• _What is being asked_: Retype the records below word for word and omit any image.

Source records:
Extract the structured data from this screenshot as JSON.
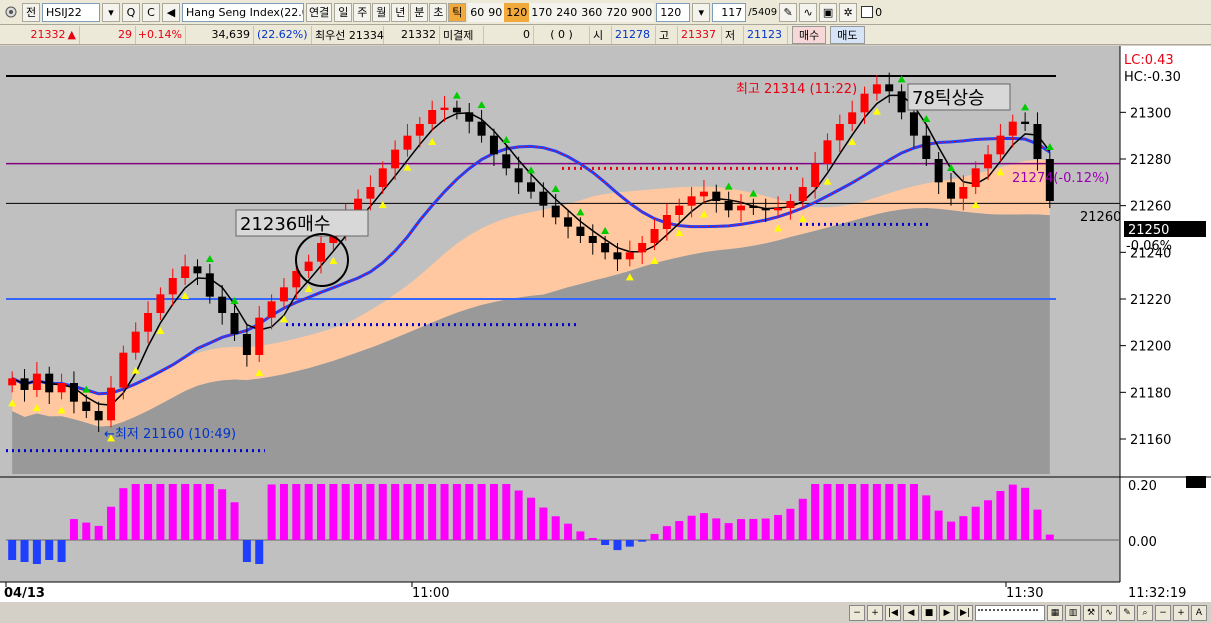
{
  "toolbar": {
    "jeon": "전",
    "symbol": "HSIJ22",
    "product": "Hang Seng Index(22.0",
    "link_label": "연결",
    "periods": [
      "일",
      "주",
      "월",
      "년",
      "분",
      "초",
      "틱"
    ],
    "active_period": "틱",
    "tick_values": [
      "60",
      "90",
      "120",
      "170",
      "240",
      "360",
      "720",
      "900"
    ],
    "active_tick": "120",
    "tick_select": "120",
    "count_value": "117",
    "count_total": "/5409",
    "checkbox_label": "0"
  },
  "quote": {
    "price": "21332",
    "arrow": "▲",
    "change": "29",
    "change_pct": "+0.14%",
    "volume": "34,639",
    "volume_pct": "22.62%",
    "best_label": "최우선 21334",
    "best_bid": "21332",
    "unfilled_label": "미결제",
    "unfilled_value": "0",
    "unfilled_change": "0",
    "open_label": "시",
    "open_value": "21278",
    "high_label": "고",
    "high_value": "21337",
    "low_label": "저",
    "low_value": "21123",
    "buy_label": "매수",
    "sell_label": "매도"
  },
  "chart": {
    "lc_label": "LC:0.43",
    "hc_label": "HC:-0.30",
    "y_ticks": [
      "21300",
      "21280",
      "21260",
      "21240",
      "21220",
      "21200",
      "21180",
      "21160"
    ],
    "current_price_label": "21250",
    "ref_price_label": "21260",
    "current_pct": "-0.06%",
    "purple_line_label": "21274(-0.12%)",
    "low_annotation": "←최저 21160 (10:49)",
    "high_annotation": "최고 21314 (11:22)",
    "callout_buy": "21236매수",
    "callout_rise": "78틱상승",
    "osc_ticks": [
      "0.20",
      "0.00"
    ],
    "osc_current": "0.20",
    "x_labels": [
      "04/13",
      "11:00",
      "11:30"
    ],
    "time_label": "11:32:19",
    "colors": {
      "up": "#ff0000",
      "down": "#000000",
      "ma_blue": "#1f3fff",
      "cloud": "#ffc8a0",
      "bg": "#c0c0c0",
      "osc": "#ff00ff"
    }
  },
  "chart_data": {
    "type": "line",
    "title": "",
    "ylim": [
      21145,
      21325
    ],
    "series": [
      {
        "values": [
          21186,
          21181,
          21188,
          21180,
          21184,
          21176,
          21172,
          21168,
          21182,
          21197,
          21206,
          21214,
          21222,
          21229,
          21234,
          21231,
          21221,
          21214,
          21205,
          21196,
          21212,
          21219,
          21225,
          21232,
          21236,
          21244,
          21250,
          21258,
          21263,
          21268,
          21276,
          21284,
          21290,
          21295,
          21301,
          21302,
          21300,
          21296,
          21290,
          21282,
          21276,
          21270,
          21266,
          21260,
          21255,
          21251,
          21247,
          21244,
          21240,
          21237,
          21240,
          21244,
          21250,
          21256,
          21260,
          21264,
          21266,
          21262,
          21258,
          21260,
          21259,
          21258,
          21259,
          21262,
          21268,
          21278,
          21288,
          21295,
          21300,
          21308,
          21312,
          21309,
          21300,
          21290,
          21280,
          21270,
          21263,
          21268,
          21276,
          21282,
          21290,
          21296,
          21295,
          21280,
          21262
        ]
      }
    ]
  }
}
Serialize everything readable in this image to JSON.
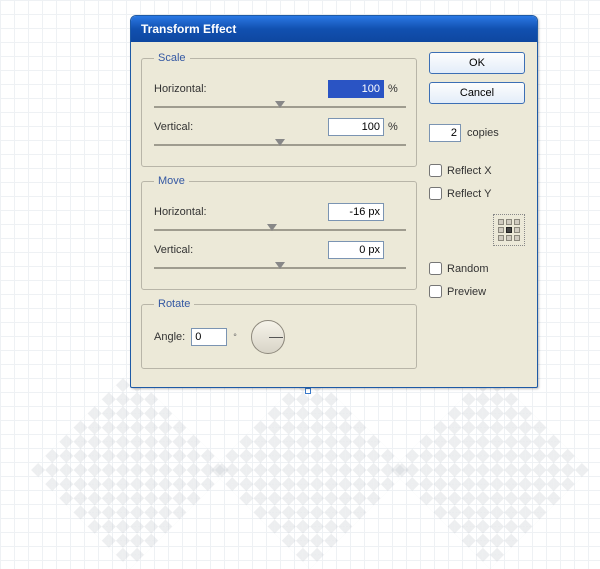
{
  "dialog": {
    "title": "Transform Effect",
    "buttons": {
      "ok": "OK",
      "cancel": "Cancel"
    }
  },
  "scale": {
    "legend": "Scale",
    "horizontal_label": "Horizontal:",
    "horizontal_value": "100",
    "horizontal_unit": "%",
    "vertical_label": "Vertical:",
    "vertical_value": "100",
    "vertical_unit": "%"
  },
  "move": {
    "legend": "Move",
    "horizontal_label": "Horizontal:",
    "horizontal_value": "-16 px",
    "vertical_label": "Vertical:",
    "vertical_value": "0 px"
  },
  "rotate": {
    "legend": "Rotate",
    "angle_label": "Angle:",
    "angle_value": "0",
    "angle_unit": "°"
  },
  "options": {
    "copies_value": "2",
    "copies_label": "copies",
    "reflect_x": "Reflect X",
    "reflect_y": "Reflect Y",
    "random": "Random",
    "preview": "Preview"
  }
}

• _Written response_:
Extract the structured data from this screenshot as JSON.
{
  "toolbar": {
    "jeon": "전",
    "symbol": "HSIJ22",
    "product": "Hang Seng Index(22.0",
    "link_label": "연결",
    "periods": [
      "일",
      "주",
      "월",
      "년",
      "분",
      "초",
      "틱"
    ],
    "active_period": "틱",
    "tick_values": [
      "60",
      "90",
      "120",
      "170",
      "240",
      "360",
      "720",
      "900"
    ],
    "active_tick": "120",
    "tick_select": "120",
    "count_value": "117",
    "count_total": "/5409",
    "checkbox_label": "0"
  },
  "quote": {
    "price": "21332",
    "arrow": "▲",
    "change": "29",
    "change_pct": "+0.14%",
    "volume": "34,639",
    "volume_pct": "22.62%",
    "best_label": "최우선 21334",
    "best_bid": "21332",
    "unfilled_label": "미결제",
    "unfilled_value": "0",
    "unfilled_change": "0",
    "open_label": "시",
    "open_value": "21278",
    "high_label": "고",
    "high_value": "21337",
    "low_label": "저",
    "low_value": "21123",
    "buy_label": "매수",
    "sell_label": "매도"
  },
  "chart": {
    "lc_label": "LC:0.43",
    "hc_label": "HC:-0.30",
    "y_ticks": [
      "21300",
      "21280",
      "21260",
      "21240",
      "21220",
      "21200",
      "21180",
      "21160"
    ],
    "current_price_label": "21250",
    "ref_price_label": "21260",
    "current_pct": "-0.06%",
    "purple_line_label": "21274(-0.12%)",
    "low_annotation": "←최저 21160 (10:49)",
    "high_annotation": "최고 21314 (11:22)",
    "callout_buy": "21236매수",
    "callout_rise": "78틱상승",
    "osc_ticks": [
      "0.20",
      "0.00"
    ],
    "osc_current": "0.20",
    "x_labels": [
      "04/13",
      "11:00",
      "11:30"
    ],
    "time_label": "11:32:19",
    "colors": {
      "up": "#ff0000",
      "down": "#000000",
      "ma_blue": "#1f3fff",
      "cloud": "#ffc8a0",
      "bg": "#c0c0c0",
      "osc": "#ff00ff"
    }
  },
  "chart_data": {
    "type": "line",
    "title": "",
    "ylim": [
      21145,
      21325
    ],
    "series": [
      {
        "values": [
          21186,
          21181,
          21188,
          21180,
          21184,
          21176,
          21172,
          21168,
          21182,
          21197,
          21206,
          21214,
          21222,
          21229,
          21234,
          21231,
          21221,
          21214,
          21205,
          21196,
          21212,
          21219,
          21225,
          21232,
          21236,
          21244,
          21250,
          21258,
          21263,
          21268,
          21276,
          21284,
          21290,
          21295,
          21301,
          21302,
          21300,
          21296,
          21290,
          21282,
          21276,
          21270,
          21266,
          21260,
          21255,
          21251,
          21247,
          21244,
          21240,
          21237,
          21240,
          21244,
          21250,
          21256,
          21260,
          21264,
          21266,
          21262,
          21258,
          21260,
          21259,
          21258,
          21259,
          21262,
          21268,
          21278,
          21288,
          21295,
          21300,
          21308,
          21312,
          21309,
          21300,
          21290,
          21280,
          21270,
          21263,
          21268,
          21276,
          21282,
          21290,
          21296,
          21295,
          21280,
          21262
        ]
      }
    ]
  }
}
Serialize everything readable in this image to JSON.
{
  "dialog": {
    "title": "Transform Effect",
    "buttons": {
      "ok": "OK",
      "cancel": "Cancel"
    }
  },
  "scale": {
    "legend": "Scale",
    "horizontal_label": "Horizontal:",
    "horizontal_value": "100",
    "horizontal_unit": "%",
    "vertical_label": "Vertical:",
    "vertical_value": "100",
    "vertical_unit": "%"
  },
  "move": {
    "legend": "Move",
    "horizontal_label": "Horizontal:",
    "horizontal_value": "-16 px",
    "vertical_label": "Vertical:",
    "vertical_value": "0 px"
  },
  "rotate": {
    "legend": "Rotate",
    "angle_label": "Angle:",
    "angle_value": "0",
    "angle_unit": "°"
  },
  "options": {
    "copies_value": "2",
    "copies_label": "copies",
    "reflect_x": "Reflect X",
    "reflect_y": "Reflect Y",
    "random": "Random",
    "preview": "Preview"
  }
}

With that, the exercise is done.